**WHAT THIS TASK INVOLVES:**
Scan the lines below for the word "color". Copy each line you find it in.
________________________________________
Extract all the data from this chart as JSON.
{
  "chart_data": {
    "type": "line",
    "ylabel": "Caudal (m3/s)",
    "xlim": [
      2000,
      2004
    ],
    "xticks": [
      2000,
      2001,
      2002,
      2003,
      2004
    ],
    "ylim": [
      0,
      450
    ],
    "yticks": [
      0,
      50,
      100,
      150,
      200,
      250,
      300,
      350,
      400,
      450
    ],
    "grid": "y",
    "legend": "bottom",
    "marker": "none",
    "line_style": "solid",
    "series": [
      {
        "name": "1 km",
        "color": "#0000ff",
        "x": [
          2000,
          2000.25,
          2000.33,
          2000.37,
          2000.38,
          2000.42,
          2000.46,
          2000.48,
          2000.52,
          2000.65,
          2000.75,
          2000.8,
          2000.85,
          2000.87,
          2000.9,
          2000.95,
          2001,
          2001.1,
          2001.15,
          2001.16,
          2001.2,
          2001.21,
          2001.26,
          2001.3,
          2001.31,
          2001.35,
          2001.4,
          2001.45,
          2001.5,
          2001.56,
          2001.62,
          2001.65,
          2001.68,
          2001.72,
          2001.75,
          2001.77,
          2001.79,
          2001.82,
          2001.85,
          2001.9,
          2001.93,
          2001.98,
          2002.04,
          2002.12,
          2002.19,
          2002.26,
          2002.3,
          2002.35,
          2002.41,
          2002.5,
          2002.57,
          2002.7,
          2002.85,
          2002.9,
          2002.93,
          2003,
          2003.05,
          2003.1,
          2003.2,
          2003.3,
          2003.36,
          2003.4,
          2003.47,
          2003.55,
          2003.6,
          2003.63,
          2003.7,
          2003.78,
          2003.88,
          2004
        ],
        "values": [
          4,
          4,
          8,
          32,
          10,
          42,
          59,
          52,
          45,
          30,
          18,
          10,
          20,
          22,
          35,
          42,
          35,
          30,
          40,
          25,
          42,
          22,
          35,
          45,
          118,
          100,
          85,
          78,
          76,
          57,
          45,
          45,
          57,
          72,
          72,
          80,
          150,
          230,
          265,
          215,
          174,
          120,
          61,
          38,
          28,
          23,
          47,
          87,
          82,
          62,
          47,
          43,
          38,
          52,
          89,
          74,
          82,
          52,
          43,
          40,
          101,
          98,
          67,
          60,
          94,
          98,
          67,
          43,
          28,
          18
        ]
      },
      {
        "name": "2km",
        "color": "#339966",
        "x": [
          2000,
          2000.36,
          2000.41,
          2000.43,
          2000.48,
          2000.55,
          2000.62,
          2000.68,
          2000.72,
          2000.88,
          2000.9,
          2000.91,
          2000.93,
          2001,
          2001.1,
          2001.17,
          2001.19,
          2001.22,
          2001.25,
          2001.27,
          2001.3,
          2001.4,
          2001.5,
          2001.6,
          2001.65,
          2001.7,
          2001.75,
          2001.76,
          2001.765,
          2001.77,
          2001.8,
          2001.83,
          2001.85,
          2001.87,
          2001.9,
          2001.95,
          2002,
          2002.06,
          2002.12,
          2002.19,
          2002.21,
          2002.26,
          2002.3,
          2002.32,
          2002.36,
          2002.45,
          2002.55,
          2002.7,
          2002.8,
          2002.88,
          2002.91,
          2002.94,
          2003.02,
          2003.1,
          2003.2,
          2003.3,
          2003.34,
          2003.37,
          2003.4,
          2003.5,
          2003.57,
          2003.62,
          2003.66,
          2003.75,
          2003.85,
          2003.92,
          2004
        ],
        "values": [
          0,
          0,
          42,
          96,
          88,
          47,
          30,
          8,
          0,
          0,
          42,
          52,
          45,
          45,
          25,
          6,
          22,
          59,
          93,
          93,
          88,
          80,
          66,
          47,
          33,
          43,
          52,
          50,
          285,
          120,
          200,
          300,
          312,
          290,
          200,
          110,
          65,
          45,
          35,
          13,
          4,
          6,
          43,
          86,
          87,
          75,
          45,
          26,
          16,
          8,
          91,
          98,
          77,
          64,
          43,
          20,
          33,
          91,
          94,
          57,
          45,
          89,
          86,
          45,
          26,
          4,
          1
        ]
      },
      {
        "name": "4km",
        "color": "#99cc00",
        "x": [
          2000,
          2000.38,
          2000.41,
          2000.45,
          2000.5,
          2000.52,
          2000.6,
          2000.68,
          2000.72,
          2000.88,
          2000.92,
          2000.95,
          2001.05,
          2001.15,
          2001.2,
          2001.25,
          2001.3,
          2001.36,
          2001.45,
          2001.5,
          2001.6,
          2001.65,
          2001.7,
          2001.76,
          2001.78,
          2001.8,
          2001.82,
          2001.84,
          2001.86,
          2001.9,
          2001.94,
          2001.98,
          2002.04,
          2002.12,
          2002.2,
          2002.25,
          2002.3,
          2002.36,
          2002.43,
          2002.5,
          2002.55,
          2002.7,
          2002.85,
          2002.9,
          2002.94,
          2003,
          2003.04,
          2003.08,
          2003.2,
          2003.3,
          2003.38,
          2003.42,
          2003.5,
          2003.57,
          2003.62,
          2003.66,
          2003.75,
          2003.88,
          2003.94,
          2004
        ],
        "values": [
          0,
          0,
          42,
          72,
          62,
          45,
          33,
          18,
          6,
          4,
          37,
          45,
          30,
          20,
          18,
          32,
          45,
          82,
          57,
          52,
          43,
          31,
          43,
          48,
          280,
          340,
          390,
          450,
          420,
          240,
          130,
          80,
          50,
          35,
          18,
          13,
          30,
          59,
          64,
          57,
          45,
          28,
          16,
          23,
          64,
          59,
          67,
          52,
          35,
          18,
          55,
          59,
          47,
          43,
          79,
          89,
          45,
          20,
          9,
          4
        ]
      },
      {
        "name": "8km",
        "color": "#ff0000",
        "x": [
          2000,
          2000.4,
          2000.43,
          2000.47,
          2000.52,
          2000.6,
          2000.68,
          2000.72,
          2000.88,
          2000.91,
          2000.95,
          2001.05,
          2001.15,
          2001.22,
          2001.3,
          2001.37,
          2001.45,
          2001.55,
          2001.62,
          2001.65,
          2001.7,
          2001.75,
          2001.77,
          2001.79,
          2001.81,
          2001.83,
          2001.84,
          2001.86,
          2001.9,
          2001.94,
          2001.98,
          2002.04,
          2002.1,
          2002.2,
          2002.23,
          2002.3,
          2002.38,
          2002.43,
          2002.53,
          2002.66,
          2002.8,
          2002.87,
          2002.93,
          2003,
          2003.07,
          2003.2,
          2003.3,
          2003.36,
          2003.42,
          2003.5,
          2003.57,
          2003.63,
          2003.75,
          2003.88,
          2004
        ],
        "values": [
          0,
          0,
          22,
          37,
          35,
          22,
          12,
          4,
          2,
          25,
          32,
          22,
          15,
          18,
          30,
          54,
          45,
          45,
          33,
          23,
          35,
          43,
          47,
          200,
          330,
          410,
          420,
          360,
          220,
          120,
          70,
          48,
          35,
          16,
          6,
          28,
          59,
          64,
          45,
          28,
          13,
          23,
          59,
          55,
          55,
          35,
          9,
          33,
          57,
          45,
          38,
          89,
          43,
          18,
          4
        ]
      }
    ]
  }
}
________________________________________
**COMPLETE RESPONSE:**
        "color": "#0000ff",
        "color": "#339966",
        "color": "#99cc00",
        "color": "#ff0000",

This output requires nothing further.